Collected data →

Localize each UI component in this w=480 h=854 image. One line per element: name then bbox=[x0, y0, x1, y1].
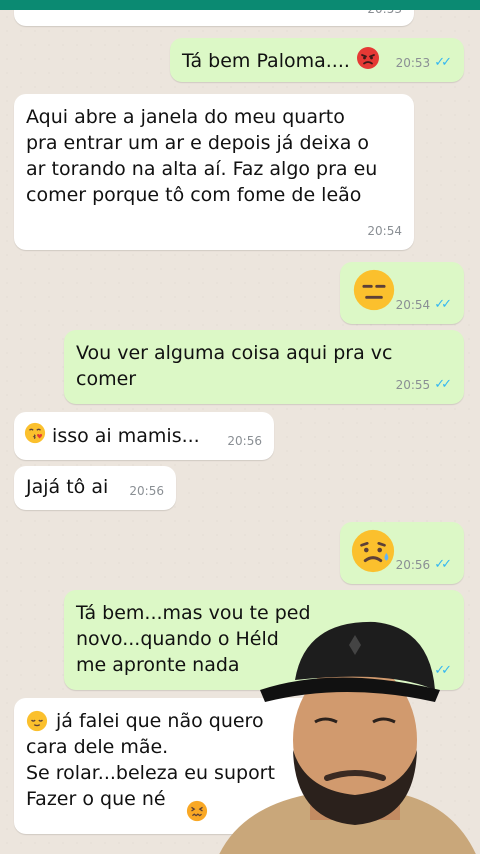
message-time: 20:56 bbox=[395, 558, 431, 572]
message-outgoing[interactable]: Tá bem Paloma.... 20:53 ✓✓ bbox=[170, 38, 464, 82]
read-ticks-icon: ✓✓ bbox=[434, 377, 452, 392]
angry-face-icon bbox=[356, 46, 380, 77]
message-outgoing[interactable]: 20:56 ✓✓ bbox=[340, 522, 464, 584]
confounded-face-icon bbox=[186, 800, 208, 829]
message-text: Jajá tô ai bbox=[26, 476, 109, 498]
chat-area[interactable]: 20:53 Tá bem Paloma.... 20:53 ✓✓ Aqui ab… bbox=[0, 10, 480, 854]
top-status-bar bbox=[0, 0, 480, 10]
message-incoming[interactable]: Aqui abre a janela do meu quarto pra ent… bbox=[14, 94, 414, 250]
message-outgoing[interactable]: Vou ver alguma coisa aqui pra vc comer 2… bbox=[64, 330, 464, 404]
message-text: isso ai mamis... bbox=[52, 425, 200, 447]
kissing-face-icon bbox=[24, 422, 46, 451]
message-meta: 20:54 bbox=[367, 218, 402, 244]
message-time: 20:54 bbox=[367, 224, 402, 238]
message-meta: 20:55 ✓✓ bbox=[396, 372, 452, 398]
message-text: Aqui abre a janela do meu quarto pra ent… bbox=[26, 106, 378, 206]
message-meta: 20:56 bbox=[129, 478, 164, 504]
read-ticks-icon: ✓✓ bbox=[434, 55, 452, 70]
message-incoming[interactable]: Jajá tô ai 20:56 bbox=[14, 466, 176, 510]
expressionless-face-icon bbox=[352, 268, 396, 319]
message-time: 20:53 bbox=[367, 10, 402, 22]
read-ticks-icon: ✓✓ bbox=[434, 557, 452, 572]
read-ticks-icon: ✓✓ bbox=[434, 297, 452, 312]
message-outgoing[interactable]: 20:54 ✓✓ bbox=[340, 262, 464, 324]
sad-sweat-face-icon bbox=[350, 528, 396, 581]
relieved-face-icon bbox=[26, 710, 48, 739]
message-time: 20:55 bbox=[395, 378, 431, 392]
message-meta: 20:53 ✓✓ bbox=[396, 50, 452, 76]
message-incoming[interactable]: isso ai mamis... 20:56 bbox=[14, 412, 274, 460]
message-time: 20:54 bbox=[395, 298, 431, 312]
message-meta: 20:56 ✓✓ bbox=[396, 552, 452, 578]
message-time: 20:53 bbox=[395, 56, 431, 70]
message-meta: 20:56 bbox=[227, 428, 262, 454]
message-incoming[interactable]: 20:53 bbox=[14, 10, 414, 26]
person-overlay-image bbox=[215, 610, 480, 854]
message-time: 20:56 bbox=[227, 434, 262, 448]
message-time: 20:56 bbox=[129, 484, 164, 498]
message-text: Tá bem Paloma.... bbox=[182, 50, 350, 72]
message-meta: 20:54 ✓✓ bbox=[396, 292, 452, 318]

WORK INSTRUCTIONS → Please put every line from the items above into a numbered list, skipping any blank lines and leaving the pictures out.

THE COMPLETED TASK →
1. Localize each UI component in this w=480 h=854 image. One line per element: name then bbox=[x0, y0, x1, y1].
2. message-time: 20:56 bbox=[395, 558, 431, 572]
3. message-outgoing[interactable]: Tá bem Paloma.... 20:53 ✓✓ bbox=[170, 38, 464, 82]
4. read-ticks-icon: ✓✓ bbox=[434, 377, 452, 392]
5. angry-face-icon bbox=[356, 46, 380, 77]
6. message-outgoing[interactable]: 20:56 ✓✓ bbox=[340, 522, 464, 584]
7. confounded-face-icon bbox=[186, 800, 208, 829]
8. message-text: Jajá tô ai bbox=[26, 476, 109, 498]
9. chat-area[interactable]: 20:53 Tá bem Paloma.... 20:53 ✓✓ Aqui ab… bbox=[0, 10, 480, 854]
10. top-status-bar bbox=[0, 0, 480, 10]
11. message-incoming[interactable]: Aqui abre a janela do meu quarto pra ent… bbox=[14, 94, 414, 250]
12. message-outgoing[interactable]: Vou ver alguma coisa aqui pra vc comer 2… bbox=[64, 330, 464, 404]
13. message-text: isso ai mamis... bbox=[52, 425, 200, 447]
14. kissing-face-icon bbox=[24, 422, 46, 451]
15. message-meta: 20:54 bbox=[367, 218, 402, 244]
16. message-time: 20:54 bbox=[367, 224, 402, 238]
17. message-meta: 20:55 ✓✓ bbox=[396, 372, 452, 398]
18. message-text: Aqui abre a janela do meu quarto pra ent… bbox=[26, 106, 378, 206]
19. message-meta: 20:56 bbox=[129, 478, 164, 504]
20. read-ticks-icon: ✓✓ bbox=[434, 55, 452, 70]
21. message-incoming[interactable]: Jajá tô ai 20:56 bbox=[14, 466, 176, 510]
22. expressionless-face-icon bbox=[352, 268, 396, 319]
23. message-time: 20:53 bbox=[367, 10, 402, 22]
24. read-ticks-icon: ✓✓ bbox=[434, 557, 452, 572]
25. read-ticks-icon: ✓✓ bbox=[434, 297, 452, 312]
26. message-outgoing[interactable]: 20:54 ✓✓ bbox=[340, 262, 464, 324]
27. sad-sweat-face-icon bbox=[350, 528, 396, 581]
28. relieved-face-icon bbox=[26, 710, 48, 739]
29. message-time: 20:55 bbox=[395, 378, 431, 392]
30. message-meta: 20:53 ✓✓ bbox=[396, 50, 452, 76]
31. message-incoming[interactable]: isso ai mamis... 20:56 bbox=[14, 412, 274, 460]
32. message-time: 20:54 bbox=[395, 298, 431, 312]
33. message-meta: 20:56 ✓✓ bbox=[396, 552, 452, 578]
34. message-time: 20:53 bbox=[395, 56, 431, 70]
35. message-meta: 20:56 bbox=[227, 428, 262, 454]
36. message-incoming[interactable]: 20:53 bbox=[14, 10, 414, 26]
37. person-overlay-image bbox=[215, 610, 480, 854]
38. message-time: 20:56 bbox=[227, 434, 262, 448]
39. message-time: 20:56 bbox=[129, 484, 164, 498]
40. message-text: Tá bem Paloma.... bbox=[182, 50, 350, 72]
41. message-meta: 20:54 ✓✓ bbox=[396, 292, 452, 318]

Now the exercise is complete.